▶ **CHALLENGE**:
Locate every line in the records below that holds the word "minute" and return each one.

(Rows from a figure dataset)
****************************************
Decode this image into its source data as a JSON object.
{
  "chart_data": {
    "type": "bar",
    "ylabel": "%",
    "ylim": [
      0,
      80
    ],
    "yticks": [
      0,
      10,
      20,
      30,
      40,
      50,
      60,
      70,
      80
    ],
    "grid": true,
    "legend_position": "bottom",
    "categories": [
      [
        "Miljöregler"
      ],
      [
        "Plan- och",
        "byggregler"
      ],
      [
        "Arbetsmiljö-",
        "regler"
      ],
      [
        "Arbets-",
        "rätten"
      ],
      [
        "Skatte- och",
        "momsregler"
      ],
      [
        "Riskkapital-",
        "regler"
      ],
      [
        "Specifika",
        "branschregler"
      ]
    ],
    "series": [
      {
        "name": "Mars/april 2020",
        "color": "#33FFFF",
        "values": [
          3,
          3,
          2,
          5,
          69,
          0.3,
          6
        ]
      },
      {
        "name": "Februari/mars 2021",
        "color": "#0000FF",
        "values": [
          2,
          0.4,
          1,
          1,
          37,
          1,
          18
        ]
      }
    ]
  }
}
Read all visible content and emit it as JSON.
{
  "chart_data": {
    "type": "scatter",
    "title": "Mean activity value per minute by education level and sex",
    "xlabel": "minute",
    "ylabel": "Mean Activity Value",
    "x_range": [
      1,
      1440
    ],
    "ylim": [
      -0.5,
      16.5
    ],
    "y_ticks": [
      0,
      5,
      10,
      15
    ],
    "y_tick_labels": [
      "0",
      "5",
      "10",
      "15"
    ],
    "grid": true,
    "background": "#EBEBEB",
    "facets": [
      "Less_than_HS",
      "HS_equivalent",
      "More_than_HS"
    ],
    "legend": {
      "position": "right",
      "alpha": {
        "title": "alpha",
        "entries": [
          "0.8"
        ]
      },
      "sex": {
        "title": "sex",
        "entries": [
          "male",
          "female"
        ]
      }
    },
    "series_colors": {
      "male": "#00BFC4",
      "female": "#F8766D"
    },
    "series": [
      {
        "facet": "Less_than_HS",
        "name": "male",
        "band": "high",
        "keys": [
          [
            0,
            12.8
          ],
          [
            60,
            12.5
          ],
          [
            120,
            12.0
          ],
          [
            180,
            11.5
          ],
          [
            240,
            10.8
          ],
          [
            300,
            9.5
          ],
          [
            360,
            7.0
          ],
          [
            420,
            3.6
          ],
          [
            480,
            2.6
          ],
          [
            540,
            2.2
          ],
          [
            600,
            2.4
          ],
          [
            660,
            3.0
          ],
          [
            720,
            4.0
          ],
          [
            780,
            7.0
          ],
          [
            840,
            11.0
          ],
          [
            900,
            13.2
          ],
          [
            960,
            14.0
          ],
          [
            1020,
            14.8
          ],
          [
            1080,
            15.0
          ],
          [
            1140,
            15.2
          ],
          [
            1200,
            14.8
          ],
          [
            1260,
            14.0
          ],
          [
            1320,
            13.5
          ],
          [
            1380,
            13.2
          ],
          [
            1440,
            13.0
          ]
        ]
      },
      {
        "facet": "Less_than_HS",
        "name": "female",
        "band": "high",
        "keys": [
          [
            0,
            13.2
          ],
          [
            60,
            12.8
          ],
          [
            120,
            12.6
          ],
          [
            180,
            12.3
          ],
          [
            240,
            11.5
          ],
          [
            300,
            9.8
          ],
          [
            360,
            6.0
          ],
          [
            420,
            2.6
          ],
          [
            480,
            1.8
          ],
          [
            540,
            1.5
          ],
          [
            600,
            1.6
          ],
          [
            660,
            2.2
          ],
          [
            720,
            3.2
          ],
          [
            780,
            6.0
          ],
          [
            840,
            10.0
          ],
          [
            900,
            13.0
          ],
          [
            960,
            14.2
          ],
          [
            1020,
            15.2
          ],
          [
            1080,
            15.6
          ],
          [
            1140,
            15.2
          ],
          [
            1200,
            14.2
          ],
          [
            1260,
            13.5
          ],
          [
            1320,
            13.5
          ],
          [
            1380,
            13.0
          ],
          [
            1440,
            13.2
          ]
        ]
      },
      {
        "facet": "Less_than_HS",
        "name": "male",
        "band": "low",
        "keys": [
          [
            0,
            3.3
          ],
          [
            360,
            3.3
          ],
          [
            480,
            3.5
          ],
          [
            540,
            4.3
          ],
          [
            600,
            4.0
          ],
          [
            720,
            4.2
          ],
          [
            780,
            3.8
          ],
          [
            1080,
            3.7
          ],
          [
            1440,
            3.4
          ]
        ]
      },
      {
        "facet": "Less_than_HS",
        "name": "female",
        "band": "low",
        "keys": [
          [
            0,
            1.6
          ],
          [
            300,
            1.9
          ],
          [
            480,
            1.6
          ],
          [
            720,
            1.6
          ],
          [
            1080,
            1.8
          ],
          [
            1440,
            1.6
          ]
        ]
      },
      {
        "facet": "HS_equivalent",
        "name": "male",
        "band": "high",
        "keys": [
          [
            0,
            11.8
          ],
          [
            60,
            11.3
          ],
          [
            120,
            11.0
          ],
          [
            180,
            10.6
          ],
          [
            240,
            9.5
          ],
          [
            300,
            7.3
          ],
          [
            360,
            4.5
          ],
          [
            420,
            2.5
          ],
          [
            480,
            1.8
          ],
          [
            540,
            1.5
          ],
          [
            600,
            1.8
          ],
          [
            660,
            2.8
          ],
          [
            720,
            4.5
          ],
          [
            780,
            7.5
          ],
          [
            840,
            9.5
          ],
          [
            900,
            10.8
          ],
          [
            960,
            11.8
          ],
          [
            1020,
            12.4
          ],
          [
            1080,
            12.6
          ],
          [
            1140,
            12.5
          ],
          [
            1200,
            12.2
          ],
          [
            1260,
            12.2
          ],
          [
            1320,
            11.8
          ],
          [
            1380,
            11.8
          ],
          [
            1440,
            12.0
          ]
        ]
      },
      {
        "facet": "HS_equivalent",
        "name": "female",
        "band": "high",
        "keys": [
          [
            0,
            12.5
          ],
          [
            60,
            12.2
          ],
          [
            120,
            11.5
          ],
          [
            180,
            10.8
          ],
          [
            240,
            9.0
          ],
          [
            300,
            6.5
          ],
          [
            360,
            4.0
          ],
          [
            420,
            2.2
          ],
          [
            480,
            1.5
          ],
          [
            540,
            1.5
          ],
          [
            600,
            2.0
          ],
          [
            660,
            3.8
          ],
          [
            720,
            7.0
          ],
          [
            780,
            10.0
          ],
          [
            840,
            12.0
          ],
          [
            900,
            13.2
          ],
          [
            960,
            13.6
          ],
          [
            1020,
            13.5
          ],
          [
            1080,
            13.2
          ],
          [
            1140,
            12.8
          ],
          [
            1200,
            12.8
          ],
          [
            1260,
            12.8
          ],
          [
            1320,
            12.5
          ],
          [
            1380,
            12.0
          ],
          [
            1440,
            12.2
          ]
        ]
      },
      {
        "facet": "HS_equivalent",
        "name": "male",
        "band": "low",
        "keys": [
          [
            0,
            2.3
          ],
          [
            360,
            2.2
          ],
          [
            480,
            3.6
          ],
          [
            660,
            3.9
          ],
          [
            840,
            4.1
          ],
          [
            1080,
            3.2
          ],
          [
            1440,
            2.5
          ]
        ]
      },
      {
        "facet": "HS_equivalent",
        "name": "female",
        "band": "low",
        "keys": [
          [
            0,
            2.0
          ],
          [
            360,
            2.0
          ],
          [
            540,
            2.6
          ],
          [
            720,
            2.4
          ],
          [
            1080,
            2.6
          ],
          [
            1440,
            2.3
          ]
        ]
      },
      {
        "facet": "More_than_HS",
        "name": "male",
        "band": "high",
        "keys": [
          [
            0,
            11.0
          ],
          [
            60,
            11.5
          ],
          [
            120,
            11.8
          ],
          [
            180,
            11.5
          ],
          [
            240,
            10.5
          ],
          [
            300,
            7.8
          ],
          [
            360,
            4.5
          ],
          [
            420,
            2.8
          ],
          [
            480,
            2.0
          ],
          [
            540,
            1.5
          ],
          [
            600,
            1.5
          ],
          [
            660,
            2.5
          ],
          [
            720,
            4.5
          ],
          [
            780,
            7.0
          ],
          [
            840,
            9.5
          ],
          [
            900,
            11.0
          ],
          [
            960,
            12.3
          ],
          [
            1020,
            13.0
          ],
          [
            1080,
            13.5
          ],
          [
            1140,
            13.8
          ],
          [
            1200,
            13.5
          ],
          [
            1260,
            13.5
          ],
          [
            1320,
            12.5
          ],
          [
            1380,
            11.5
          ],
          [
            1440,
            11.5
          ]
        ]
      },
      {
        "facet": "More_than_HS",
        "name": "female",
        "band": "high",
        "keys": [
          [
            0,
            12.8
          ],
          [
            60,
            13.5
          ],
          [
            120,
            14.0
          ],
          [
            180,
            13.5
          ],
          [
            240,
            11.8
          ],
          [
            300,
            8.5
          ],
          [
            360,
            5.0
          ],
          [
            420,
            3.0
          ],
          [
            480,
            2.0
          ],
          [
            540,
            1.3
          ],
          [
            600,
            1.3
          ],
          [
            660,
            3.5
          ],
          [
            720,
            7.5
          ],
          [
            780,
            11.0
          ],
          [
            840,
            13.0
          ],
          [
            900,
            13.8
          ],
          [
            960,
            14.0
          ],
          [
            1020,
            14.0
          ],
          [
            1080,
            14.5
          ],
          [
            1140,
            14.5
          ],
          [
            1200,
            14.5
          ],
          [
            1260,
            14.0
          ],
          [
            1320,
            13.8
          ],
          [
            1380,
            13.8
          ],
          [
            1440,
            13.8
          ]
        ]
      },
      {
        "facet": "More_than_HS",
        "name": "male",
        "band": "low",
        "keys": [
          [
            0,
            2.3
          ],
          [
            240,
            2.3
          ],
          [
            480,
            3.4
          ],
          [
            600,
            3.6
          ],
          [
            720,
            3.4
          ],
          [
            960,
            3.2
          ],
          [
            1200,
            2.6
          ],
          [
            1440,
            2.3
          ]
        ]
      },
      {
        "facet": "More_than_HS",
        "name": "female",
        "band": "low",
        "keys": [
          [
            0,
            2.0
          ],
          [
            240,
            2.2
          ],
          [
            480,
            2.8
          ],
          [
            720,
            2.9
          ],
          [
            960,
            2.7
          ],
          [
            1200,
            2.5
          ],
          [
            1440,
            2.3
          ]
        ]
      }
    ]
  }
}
****************************************
▶ **SOLUTION**:
    "title": "Mean activity value per minute by education level and sex",
    "xlabel": "minute",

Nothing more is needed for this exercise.